** The exercise **
Make an exact copy of all the entries, with the pictures left out.
==== Data for the task
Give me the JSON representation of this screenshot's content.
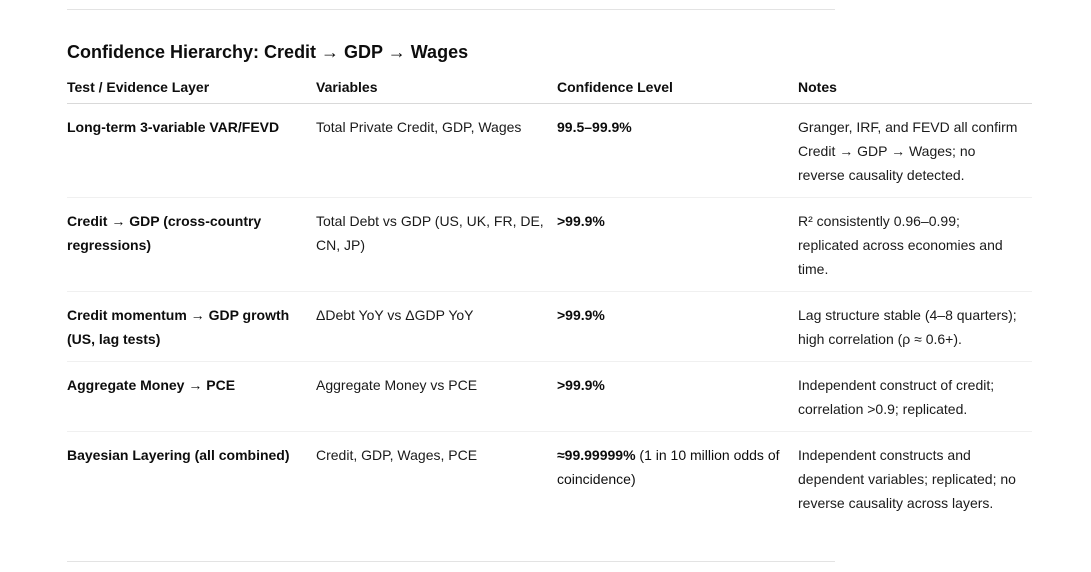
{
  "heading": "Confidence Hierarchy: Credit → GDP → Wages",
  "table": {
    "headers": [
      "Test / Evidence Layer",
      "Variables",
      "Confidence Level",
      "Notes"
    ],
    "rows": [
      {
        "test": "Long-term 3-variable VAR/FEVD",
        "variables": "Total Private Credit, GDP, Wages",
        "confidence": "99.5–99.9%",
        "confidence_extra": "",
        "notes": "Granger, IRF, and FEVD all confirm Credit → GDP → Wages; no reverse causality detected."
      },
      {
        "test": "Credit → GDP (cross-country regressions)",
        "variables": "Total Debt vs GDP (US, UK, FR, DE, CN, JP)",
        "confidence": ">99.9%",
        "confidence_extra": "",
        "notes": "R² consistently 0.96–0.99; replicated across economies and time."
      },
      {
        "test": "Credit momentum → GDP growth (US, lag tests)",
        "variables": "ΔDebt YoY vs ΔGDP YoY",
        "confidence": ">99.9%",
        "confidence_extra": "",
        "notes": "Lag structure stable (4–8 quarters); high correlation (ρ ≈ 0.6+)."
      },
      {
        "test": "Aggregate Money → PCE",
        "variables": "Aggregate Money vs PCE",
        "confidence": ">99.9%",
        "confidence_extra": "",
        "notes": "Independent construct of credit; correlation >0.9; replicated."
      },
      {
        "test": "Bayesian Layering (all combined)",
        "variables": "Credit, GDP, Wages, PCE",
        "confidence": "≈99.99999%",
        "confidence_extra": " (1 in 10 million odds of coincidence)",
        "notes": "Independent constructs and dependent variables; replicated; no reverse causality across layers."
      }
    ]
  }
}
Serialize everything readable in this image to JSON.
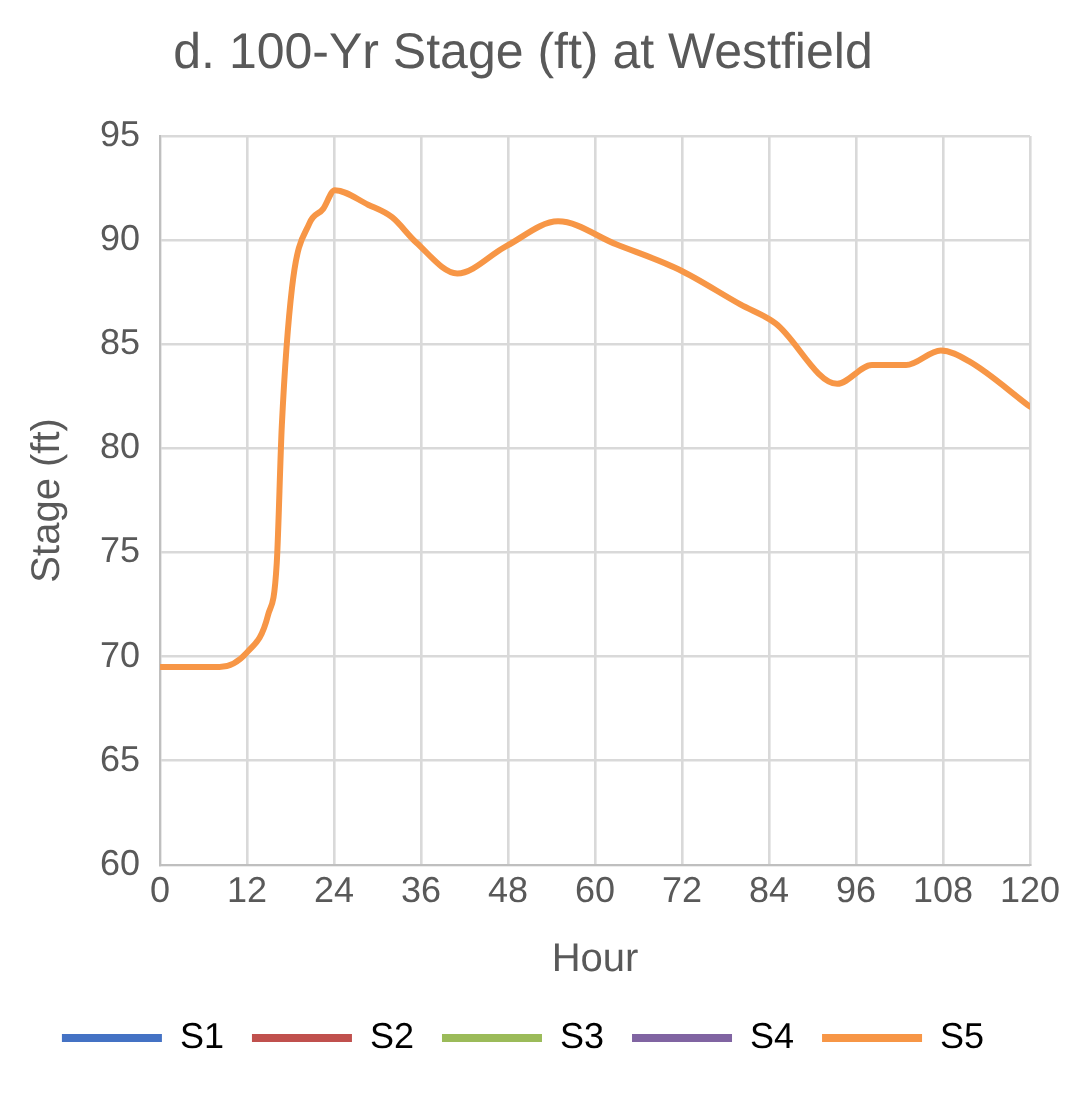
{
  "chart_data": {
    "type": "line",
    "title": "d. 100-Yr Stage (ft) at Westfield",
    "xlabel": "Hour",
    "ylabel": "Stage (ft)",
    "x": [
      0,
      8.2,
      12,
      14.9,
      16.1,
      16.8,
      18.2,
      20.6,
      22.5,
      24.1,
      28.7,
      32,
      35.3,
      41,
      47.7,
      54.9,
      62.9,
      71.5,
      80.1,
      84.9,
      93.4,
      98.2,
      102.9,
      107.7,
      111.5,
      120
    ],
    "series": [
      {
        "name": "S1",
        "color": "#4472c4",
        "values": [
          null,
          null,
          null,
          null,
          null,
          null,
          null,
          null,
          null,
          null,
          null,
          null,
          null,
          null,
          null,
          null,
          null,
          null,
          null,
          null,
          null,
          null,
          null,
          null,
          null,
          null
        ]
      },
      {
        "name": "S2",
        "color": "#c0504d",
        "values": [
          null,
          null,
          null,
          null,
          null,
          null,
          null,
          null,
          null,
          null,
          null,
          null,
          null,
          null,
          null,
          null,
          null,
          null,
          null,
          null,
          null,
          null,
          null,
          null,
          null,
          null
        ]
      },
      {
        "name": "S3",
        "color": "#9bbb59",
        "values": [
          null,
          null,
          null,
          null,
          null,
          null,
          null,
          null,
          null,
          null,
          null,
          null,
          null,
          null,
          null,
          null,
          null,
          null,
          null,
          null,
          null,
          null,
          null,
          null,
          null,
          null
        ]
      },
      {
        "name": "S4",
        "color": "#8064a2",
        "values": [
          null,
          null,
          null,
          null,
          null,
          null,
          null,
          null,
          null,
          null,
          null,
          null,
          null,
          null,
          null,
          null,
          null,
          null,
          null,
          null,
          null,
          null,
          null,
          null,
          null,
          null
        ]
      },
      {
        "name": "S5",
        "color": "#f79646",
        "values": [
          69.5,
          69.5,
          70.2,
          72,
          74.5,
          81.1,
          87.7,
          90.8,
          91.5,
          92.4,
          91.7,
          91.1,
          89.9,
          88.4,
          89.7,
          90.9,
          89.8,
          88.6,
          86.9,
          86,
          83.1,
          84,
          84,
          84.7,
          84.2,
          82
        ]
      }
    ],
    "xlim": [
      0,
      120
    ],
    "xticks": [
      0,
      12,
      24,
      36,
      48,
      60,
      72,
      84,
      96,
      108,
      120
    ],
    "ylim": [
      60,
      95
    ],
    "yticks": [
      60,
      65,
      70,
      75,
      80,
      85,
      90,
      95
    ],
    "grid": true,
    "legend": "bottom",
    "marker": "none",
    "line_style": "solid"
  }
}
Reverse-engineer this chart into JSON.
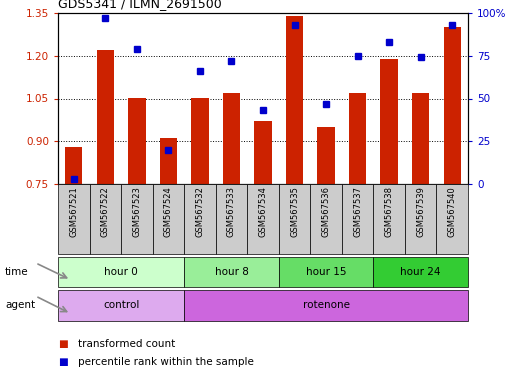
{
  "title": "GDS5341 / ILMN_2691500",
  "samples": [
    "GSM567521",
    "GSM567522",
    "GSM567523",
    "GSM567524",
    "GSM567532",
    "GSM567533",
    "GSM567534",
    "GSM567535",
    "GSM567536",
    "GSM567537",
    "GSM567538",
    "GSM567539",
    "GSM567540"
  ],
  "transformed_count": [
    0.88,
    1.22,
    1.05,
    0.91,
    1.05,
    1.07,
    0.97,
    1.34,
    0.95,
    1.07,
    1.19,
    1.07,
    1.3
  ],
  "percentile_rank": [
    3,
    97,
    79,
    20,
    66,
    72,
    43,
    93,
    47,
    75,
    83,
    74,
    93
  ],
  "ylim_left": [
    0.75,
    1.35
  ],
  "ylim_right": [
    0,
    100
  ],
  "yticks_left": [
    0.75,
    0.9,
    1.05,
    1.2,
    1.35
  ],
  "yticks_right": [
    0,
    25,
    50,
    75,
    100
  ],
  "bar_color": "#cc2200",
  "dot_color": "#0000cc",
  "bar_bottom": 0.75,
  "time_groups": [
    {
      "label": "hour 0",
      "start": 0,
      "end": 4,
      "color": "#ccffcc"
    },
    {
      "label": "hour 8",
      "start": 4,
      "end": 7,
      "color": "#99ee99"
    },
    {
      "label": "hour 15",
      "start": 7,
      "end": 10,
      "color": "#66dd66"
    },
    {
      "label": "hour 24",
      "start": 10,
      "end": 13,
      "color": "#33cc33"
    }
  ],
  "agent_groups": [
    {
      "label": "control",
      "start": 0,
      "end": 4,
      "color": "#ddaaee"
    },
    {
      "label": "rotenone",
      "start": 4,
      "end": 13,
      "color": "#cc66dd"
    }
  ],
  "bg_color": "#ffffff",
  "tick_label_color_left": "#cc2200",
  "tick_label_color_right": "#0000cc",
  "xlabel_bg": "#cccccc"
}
========
** Task answer **
Give me the JSON representation of this screenshot's content.
{
  "heading": "Confidence Hierarchy: Credit → GDP → Wages",
  "table": {
    "headers": [
      "Test / Evidence Layer",
      "Variables",
      "Confidence Level",
      "Notes"
    ],
    "rows": [
      {
        "test": "Long-term 3-variable VAR/FEVD",
        "variables": "Total Private Credit, GDP, Wages",
        "confidence": "99.5–99.9%",
        "confidence_extra": "",
        "notes": "Granger, IRF, and FEVD all confirm Credit → GDP → Wages; no reverse causality detected."
      },
      {
        "test": "Credit → GDP (cross-country regressions)",
        "variables": "Total Debt vs GDP (US, UK, FR, DE, CN, JP)",
        "confidence": ">99.9%",
        "confidence_extra": "",
        "notes": "R² consistently 0.96–0.99; replicated across economies and time."
      },
      {
        "test": "Credit momentum → GDP growth (US, lag tests)",
        "variables": "ΔDebt YoY vs ΔGDP YoY",
        "confidence": ">99.9%",
        "confidence_extra": "",
        "notes": "Lag structure stable (4–8 quarters); high correlation (ρ ≈ 0.6+)."
      },
      {
        "test": "Aggregate Money → PCE",
        "variables": "Aggregate Money vs PCE",
        "confidence": ">99.9%",
        "confidence_extra": "",
        "notes": "Independent construct of credit; correlation >0.9; replicated."
      },
      {
        "test": "Bayesian Layering (all combined)",
        "variables": "Credit, GDP, Wages, PCE",
        "confidence": "≈99.99999%",
        "confidence_extra": " (1 in 10 million odds of coincidence)",
        "notes": "Independent constructs and dependent variables; replicated; no reverse causality across layers."
      }
    ]
  }
}
Serialize everything readable in this image to JSON.
{
  "chart_data": {
    "type": "line",
    "title": "d. 100-Yr Stage (ft) at Westfield",
    "xlabel": "Hour",
    "ylabel": "Stage (ft)",
    "x": [
      0,
      8.2,
      12,
      14.9,
      16.1,
      16.8,
      18.2,
      20.6,
      22.5,
      24.1,
      28.7,
      32,
      35.3,
      41,
      47.7,
      54.9,
      62.9,
      71.5,
      80.1,
      84.9,
      93.4,
      98.2,
      102.9,
      107.7,
      111.5,
      120
    ],
    "series": [
      {
        "name": "S1",
        "color": "#4472c4",
        "values": [
          null,
          null,
          null,
          null,
          null,
          null,
          null,
          null,
          null,
          null,
          null,
          null,
          null,
          null,
          null,
          null,
          null,
          null,
          null,
          null,
          null,
          null,
          null,
          null,
          null,
          null
        ]
      },
      {
        "name": "S2",
        "color": "#c0504d",
        "values": [
          null,
          null,
          null,
          null,
          null,
          null,
          null,
          null,
          null,
          null,
          null,
          null,
          null,
          null,
          null,
          null,
          null,
          null,
          null,
          null,
          null,
          null,
          null,
          null,
          null,
          null
        ]
      },
      {
        "name": "S3",
        "color": "#9bbb59",
        "values": [
          null,
          null,
          null,
          null,
          null,
          null,
          null,
          null,
          null,
          null,
          null,
          null,
          null,
          null,
          null,
          null,
          null,
          null,
          null,
          null,
          null,
          null,
          null,
          null,
          null,
          null
        ]
      },
      {
        "name": "S4",
        "color": "#8064a2",
        "values": [
          null,
          null,
          null,
          null,
          null,
          null,
          null,
          null,
          null,
          null,
          null,
          null,
          null,
          null,
          null,
          null,
          null,
          null,
          null,
          null,
          null,
          null,
          null,
          null,
          null,
          null
        ]
      },
      {
        "name": "S5",
        "color": "#f79646",
        "values": [
          69.5,
          69.5,
          70.2,
          72,
          74.5,
          81.1,
          87.7,
          90.8,
          91.5,
          92.4,
          91.7,
          91.1,
          89.9,
          88.4,
          89.7,
          90.9,
          89.8,
          88.6,
          86.9,
          86,
          83.1,
          84,
          84,
          84.7,
          84.2,
          82
        ]
      }
    ],
    "xlim": [
      0,
      120
    ],
    "xticks": [
      0,
      12,
      24,
      36,
      48,
      60,
      72,
      84,
      96,
      108,
      120
    ],
    "ylim": [
      60,
      95
    ],
    "yticks": [
      60,
      65,
      70,
      75,
      80,
      85,
      90,
      95
    ],
    "grid": true,
    "legend": "bottom",
    "marker": "none",
    "line_style": "solid"
  }
}
Reverse-engineer this chart into JSON.
{
  "title": "GDS5341 / ILMN_2691500",
  "samples": [
    "GSM567521",
    "GSM567522",
    "GSM567523",
    "GSM567524",
    "GSM567532",
    "GSM567533",
    "GSM567534",
    "GSM567535",
    "GSM567536",
    "GSM567537",
    "GSM567538",
    "GSM567539",
    "GSM567540"
  ],
  "transformed_count": [
    0.88,
    1.22,
    1.05,
    0.91,
    1.05,
    1.07,
    0.97,
    1.34,
    0.95,
    1.07,
    1.19,
    1.07,
    1.3
  ],
  "percentile_rank": [
    3,
    97,
    79,
    20,
    66,
    72,
    43,
    93,
    47,
    75,
    83,
    74,
    93
  ],
  "ylim_left": [
    0.75,
    1.35
  ],
  "ylim_right": [
    0,
    100
  ],
  "yticks_left": [
    0.75,
    0.9,
    1.05,
    1.2,
    1.35
  ],
  "yticks_right": [
    0,
    25,
    50,
    75,
    100
  ],
  "bar_color": "#cc2200",
  "dot_color": "#0000cc",
  "bar_bottom": 0.75,
  "time_groups": [
    {
      "label": "hour 0",
      "start": 0,
      "end": 4,
      "color": "#ccffcc"
    },
    {
      "label": "hour 8",
      "start": 4,
      "end": 7,
      "color": "#99ee99"
    },
    {
      "label": "hour 15",
      "start": 7,
      "end": 10,
      "color": "#66dd66"
    },
    {
      "label": "hour 24",
      "start": 10,
      "end": 13,
      "color": "#33cc33"
    }
  ],
  "agent_groups": [
    {
      "label": "control",
      "start": 0,
      "end": 4,
      "color": "#ddaaee"
    },
    {
      "label": "rotenone",
      "start": 4,
      "end": 13,
      "color": "#cc66dd"
    }
  ],
  "bg_color": "#ffffff",
  "tick_label_color_left": "#cc2200",
  "tick_label_color_right": "#0000cc",
  "xlabel_bg": "#cccccc"
}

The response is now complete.